▶ **Goal of the exercise**:
List all lines of the data containing the word "post".

Extracted records:
begin
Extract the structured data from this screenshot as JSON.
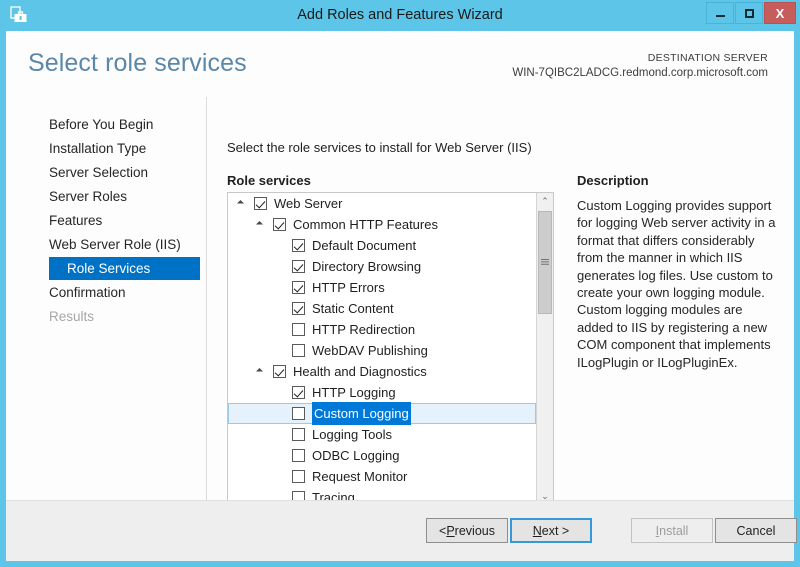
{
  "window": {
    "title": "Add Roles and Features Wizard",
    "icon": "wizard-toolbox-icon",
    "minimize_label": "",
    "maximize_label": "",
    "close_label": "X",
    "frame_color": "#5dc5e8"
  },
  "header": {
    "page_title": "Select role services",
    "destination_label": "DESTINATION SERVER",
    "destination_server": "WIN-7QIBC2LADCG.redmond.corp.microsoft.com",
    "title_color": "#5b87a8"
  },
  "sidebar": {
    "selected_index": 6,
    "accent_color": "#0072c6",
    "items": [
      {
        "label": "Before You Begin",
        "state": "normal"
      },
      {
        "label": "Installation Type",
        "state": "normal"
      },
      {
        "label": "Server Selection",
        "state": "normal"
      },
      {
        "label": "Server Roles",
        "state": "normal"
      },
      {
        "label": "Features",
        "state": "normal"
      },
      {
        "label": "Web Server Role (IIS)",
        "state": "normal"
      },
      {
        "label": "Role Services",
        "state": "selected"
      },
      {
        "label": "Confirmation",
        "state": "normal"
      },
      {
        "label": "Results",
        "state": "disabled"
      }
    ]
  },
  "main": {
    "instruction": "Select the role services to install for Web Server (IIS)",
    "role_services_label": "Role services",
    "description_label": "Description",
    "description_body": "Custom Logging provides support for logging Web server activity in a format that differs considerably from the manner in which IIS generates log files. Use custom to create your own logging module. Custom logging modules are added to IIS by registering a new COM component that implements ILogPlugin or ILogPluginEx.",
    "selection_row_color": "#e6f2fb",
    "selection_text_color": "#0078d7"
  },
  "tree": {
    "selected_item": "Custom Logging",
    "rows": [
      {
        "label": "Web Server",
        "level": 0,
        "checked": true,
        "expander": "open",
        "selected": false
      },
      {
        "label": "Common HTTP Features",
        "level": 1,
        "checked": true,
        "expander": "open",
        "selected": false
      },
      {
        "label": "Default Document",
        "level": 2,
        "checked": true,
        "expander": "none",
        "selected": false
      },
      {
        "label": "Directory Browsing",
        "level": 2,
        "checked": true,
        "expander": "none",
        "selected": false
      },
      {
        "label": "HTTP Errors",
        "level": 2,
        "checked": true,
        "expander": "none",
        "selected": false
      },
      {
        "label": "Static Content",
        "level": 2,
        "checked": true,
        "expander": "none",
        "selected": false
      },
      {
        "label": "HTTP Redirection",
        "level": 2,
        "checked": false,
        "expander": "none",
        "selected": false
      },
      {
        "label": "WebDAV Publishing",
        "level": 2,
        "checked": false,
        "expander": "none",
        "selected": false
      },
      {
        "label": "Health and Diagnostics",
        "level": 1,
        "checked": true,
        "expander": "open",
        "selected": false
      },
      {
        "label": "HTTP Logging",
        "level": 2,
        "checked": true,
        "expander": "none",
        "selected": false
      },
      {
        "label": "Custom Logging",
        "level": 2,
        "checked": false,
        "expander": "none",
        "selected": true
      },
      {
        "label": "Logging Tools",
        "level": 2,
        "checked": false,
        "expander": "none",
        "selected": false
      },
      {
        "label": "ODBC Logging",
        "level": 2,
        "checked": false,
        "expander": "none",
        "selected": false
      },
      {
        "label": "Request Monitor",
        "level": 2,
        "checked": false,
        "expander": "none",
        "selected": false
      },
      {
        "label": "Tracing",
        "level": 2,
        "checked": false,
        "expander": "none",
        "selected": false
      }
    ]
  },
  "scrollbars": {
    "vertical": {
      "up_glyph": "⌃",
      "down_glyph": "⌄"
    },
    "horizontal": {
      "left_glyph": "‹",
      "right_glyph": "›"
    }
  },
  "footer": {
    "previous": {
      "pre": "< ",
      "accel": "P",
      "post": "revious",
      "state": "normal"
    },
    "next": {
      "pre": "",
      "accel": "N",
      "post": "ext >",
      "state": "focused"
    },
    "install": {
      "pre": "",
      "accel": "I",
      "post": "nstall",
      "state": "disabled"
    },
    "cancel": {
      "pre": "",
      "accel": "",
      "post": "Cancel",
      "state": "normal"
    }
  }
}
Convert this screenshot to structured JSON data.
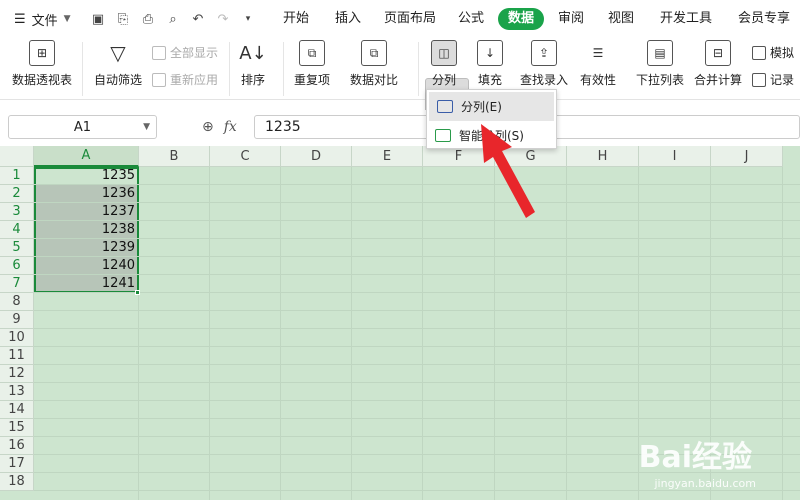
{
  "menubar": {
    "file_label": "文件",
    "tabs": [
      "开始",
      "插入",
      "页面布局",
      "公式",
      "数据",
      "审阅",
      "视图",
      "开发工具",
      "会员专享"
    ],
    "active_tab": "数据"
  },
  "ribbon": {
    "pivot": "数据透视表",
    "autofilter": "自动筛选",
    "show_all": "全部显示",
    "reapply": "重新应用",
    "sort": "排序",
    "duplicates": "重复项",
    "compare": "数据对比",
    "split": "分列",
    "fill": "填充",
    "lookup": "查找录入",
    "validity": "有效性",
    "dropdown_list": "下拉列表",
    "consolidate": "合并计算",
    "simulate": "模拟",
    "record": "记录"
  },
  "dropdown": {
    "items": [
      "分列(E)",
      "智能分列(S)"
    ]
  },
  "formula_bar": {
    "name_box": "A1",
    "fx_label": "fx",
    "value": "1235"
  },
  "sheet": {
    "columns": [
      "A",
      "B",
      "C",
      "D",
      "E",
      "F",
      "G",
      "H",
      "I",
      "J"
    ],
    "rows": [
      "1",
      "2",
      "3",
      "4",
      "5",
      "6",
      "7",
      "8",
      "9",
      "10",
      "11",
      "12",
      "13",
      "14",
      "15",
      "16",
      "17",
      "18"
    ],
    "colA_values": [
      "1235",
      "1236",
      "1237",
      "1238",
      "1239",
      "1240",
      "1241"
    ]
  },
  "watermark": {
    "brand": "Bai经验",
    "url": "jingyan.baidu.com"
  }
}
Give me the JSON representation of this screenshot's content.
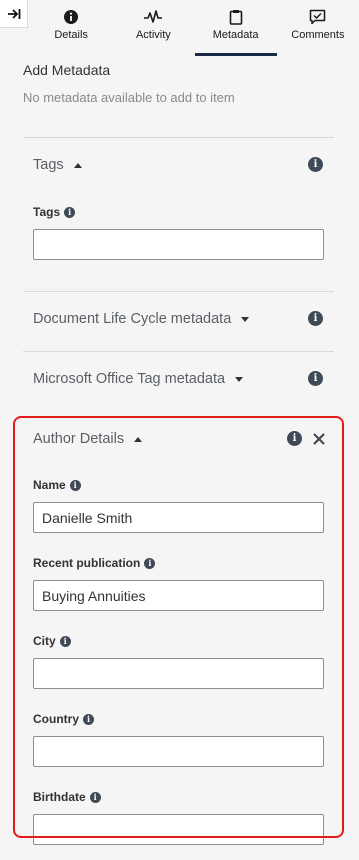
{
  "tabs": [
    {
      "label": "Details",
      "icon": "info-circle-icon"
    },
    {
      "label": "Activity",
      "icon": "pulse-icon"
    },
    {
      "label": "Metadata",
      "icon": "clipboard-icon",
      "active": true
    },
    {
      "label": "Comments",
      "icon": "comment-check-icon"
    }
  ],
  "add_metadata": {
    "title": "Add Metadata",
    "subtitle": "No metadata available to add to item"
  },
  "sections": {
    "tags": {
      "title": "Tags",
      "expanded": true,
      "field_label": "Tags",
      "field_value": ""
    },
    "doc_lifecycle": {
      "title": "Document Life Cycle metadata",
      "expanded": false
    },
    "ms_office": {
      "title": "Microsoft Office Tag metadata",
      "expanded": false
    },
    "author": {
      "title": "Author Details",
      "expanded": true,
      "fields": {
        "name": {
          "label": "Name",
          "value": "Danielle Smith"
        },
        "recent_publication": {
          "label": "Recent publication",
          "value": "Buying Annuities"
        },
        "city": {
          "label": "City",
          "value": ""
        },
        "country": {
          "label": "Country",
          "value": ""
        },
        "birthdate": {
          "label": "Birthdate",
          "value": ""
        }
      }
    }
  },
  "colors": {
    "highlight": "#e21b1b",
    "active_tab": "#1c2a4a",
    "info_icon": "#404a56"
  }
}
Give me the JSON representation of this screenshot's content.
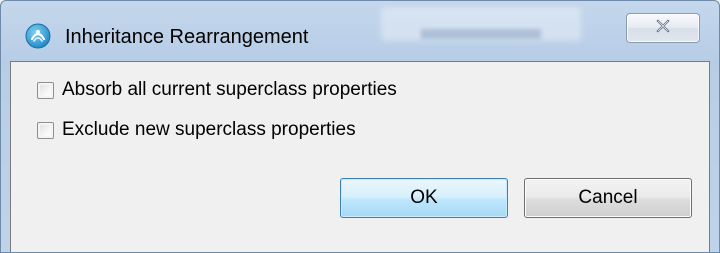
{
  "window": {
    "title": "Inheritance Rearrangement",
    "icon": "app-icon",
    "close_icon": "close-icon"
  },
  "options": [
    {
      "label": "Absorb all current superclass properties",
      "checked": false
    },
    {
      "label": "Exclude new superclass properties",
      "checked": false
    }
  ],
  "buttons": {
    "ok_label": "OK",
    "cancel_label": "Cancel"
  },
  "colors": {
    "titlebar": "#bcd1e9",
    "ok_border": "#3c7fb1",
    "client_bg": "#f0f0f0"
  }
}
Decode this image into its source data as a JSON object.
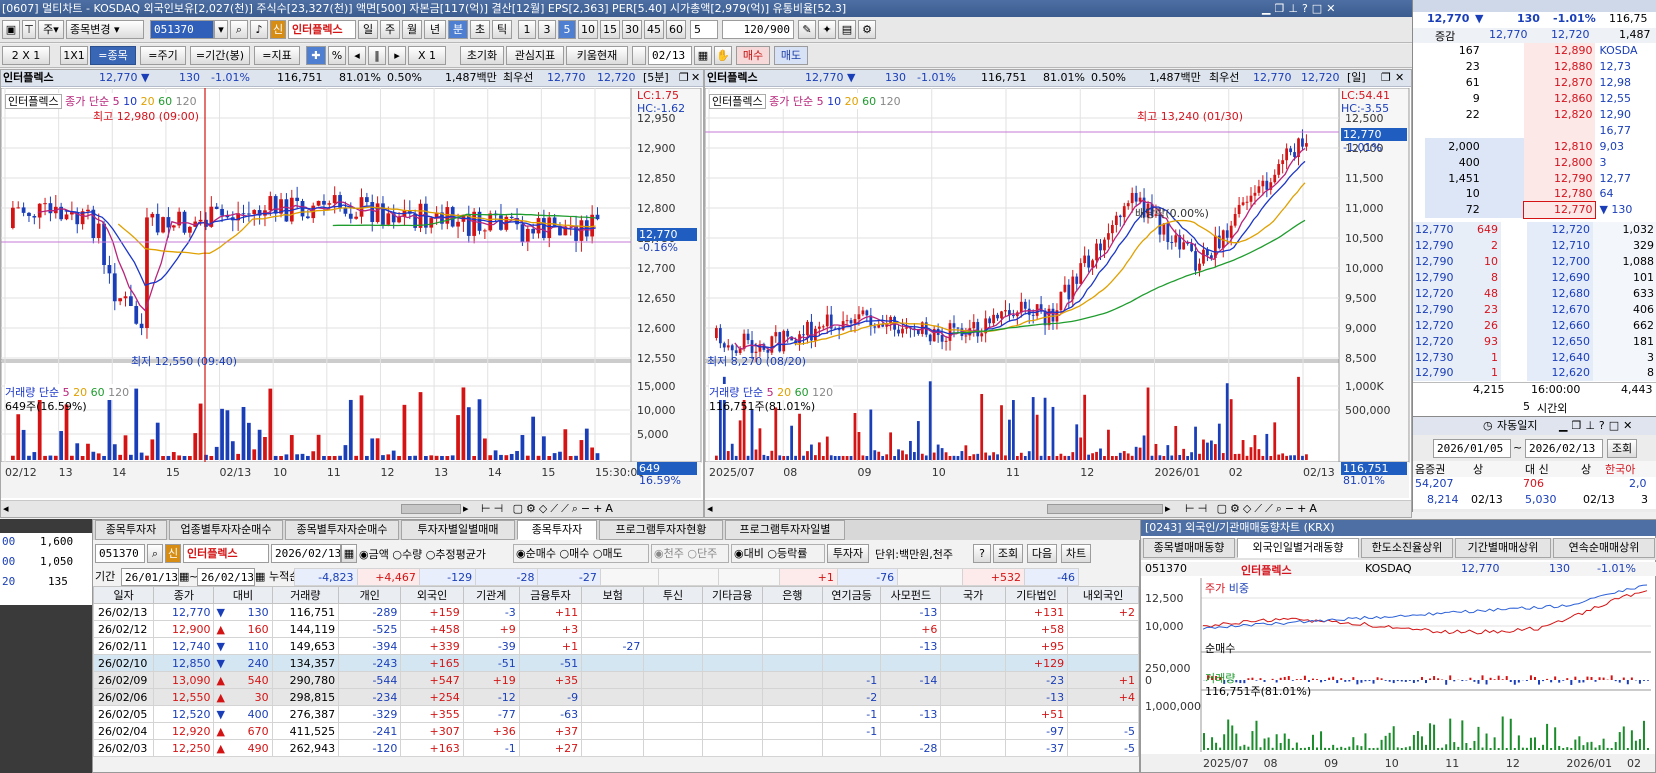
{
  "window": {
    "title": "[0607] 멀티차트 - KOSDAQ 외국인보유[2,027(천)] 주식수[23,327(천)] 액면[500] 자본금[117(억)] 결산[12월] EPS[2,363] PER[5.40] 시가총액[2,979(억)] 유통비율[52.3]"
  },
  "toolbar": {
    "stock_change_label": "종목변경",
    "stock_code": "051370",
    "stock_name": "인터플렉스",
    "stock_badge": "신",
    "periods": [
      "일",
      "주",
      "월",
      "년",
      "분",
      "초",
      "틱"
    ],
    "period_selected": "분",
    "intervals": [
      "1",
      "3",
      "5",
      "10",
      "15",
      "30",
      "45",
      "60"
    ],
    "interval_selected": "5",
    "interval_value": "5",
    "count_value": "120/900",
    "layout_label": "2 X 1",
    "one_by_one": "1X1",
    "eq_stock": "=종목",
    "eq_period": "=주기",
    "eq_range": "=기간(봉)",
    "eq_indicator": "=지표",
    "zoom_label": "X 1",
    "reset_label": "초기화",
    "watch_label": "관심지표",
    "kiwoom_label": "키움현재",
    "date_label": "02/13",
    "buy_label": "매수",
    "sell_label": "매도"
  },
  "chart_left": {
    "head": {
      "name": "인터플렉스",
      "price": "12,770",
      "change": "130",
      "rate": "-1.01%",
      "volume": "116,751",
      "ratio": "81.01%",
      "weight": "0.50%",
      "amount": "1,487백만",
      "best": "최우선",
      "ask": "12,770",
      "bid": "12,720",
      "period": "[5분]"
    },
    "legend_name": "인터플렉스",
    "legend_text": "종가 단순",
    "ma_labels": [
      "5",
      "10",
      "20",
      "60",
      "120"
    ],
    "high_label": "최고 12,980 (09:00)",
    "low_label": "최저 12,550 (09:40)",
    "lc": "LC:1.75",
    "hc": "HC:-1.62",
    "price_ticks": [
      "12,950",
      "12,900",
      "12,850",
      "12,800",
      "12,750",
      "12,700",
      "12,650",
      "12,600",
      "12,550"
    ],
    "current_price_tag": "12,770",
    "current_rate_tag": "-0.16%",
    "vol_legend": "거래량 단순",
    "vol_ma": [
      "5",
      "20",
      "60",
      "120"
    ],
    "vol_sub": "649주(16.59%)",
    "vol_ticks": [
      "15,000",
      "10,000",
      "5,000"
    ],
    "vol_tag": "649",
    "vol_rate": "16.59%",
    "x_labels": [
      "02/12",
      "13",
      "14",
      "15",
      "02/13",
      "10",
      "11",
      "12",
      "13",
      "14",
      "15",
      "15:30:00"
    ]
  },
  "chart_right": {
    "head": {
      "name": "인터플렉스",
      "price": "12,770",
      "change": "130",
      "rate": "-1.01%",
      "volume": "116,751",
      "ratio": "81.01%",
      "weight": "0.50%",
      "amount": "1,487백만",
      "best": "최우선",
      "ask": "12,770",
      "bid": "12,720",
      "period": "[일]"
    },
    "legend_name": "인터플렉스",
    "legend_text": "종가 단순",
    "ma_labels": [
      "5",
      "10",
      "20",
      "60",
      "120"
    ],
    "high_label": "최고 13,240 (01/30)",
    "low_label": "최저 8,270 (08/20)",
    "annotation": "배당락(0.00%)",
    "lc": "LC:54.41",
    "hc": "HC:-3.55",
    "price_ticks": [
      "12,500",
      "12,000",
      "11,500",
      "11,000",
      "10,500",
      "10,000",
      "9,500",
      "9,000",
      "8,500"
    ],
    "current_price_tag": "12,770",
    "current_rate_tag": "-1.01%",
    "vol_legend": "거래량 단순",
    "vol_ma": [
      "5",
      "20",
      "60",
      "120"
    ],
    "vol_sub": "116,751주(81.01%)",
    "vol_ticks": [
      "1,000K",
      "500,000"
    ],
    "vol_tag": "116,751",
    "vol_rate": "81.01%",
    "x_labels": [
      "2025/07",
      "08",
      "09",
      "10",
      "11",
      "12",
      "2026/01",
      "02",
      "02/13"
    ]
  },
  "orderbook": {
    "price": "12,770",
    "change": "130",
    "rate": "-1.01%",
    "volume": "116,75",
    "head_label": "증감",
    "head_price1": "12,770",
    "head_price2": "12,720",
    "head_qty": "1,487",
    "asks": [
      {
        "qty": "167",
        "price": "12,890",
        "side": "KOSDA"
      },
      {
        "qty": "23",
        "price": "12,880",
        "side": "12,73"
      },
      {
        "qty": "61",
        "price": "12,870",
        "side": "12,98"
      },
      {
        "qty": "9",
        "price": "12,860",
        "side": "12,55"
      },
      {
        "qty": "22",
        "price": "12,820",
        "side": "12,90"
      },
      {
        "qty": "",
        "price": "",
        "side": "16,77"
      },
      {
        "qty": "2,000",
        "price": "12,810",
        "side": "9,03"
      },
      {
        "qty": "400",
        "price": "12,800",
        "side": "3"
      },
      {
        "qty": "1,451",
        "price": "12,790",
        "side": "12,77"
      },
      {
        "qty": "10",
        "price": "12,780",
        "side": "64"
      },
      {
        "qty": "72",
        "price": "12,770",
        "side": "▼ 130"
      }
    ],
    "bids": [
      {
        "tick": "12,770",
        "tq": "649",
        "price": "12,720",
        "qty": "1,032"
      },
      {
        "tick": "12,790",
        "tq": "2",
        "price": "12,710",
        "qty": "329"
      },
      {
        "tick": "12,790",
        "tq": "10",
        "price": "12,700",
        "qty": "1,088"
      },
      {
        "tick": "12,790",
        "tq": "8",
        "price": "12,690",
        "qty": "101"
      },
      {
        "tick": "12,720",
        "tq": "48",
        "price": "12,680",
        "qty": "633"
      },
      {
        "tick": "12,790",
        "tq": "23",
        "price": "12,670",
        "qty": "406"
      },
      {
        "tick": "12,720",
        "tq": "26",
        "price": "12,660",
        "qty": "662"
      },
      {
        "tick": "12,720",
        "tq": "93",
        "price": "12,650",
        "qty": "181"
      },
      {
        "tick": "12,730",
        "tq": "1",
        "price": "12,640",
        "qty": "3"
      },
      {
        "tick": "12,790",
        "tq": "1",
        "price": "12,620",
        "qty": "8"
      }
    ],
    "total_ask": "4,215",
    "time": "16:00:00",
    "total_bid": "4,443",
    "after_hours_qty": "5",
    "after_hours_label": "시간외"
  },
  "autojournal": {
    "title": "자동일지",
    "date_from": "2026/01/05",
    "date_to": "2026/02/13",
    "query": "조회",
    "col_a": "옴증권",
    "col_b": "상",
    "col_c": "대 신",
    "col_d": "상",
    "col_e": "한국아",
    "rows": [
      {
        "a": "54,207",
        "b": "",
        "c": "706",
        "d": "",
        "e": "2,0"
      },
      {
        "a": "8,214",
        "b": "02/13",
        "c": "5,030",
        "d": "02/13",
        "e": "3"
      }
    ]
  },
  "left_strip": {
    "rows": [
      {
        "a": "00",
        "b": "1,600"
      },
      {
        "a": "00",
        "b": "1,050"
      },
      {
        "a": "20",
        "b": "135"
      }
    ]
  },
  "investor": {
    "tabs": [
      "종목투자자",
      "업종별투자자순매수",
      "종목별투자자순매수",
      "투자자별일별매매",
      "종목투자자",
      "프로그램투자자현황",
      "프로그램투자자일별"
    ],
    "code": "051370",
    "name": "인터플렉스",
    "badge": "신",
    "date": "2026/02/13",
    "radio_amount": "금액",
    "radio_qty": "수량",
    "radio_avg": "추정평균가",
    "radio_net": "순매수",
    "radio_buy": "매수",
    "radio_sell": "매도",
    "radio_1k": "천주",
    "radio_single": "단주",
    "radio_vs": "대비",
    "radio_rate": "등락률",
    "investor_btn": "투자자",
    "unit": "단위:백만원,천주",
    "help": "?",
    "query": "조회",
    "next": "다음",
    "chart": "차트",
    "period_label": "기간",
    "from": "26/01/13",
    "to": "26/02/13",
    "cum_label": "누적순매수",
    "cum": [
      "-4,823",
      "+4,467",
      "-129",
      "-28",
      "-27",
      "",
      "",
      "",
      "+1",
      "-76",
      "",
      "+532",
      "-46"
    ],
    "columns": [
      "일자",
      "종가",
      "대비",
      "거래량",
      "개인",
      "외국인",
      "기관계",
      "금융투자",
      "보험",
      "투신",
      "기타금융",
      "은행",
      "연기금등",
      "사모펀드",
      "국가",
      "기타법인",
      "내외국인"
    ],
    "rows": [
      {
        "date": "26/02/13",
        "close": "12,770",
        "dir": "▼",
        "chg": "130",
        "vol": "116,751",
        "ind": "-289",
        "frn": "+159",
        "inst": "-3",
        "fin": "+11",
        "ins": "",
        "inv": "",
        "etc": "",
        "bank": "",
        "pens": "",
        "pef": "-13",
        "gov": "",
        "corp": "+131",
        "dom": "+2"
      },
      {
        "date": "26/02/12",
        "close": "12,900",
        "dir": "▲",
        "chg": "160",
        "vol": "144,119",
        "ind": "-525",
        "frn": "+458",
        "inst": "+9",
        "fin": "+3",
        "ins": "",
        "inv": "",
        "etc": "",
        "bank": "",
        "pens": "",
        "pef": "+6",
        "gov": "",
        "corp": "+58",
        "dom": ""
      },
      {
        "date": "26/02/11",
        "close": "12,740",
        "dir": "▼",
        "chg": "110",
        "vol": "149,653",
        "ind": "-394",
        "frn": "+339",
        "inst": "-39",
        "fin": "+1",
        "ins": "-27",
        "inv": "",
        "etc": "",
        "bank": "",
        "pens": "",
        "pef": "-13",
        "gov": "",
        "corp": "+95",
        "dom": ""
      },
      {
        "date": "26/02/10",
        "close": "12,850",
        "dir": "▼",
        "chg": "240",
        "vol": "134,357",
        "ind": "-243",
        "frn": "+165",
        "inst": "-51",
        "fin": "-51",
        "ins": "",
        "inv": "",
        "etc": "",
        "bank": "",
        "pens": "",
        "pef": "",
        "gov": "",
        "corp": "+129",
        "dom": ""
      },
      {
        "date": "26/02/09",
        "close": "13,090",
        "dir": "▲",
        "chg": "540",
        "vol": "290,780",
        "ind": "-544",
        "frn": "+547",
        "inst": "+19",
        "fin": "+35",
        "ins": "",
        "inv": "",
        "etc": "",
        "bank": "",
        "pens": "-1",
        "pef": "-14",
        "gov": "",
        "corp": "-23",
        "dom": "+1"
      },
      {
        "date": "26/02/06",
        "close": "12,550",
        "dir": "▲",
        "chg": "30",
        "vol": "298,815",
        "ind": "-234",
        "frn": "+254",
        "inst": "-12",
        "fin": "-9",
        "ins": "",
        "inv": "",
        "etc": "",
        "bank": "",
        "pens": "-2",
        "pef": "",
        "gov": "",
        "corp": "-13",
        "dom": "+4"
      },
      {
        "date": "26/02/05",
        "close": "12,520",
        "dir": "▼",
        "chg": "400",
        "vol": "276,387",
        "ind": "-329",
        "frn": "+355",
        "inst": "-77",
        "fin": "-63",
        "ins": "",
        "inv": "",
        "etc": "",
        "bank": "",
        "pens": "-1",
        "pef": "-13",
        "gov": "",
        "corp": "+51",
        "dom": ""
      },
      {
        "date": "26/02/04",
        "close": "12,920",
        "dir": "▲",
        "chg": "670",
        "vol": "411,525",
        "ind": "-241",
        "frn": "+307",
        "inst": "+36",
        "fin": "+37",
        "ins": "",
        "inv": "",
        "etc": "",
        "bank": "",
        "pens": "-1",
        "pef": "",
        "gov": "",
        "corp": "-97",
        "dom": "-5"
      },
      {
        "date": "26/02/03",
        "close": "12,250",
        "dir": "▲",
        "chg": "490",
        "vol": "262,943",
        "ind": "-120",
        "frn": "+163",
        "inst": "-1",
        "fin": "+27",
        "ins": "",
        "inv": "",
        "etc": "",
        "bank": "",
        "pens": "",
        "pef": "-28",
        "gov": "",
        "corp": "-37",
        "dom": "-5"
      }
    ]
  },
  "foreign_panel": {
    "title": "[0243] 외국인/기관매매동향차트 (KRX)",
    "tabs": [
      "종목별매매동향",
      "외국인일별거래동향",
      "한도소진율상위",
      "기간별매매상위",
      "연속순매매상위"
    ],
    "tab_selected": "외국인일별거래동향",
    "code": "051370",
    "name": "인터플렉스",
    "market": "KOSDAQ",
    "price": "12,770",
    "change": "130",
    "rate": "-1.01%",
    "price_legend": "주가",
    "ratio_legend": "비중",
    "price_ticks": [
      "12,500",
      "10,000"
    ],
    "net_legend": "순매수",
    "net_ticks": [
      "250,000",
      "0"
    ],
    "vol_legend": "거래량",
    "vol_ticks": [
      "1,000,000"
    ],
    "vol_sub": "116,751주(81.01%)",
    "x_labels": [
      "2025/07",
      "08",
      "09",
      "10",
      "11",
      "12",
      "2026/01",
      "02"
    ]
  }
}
end
▶ **Complete response**:
      "post": "revious",
      "post": "ext >",
      "post": "nstall",
      "post": "Cancel",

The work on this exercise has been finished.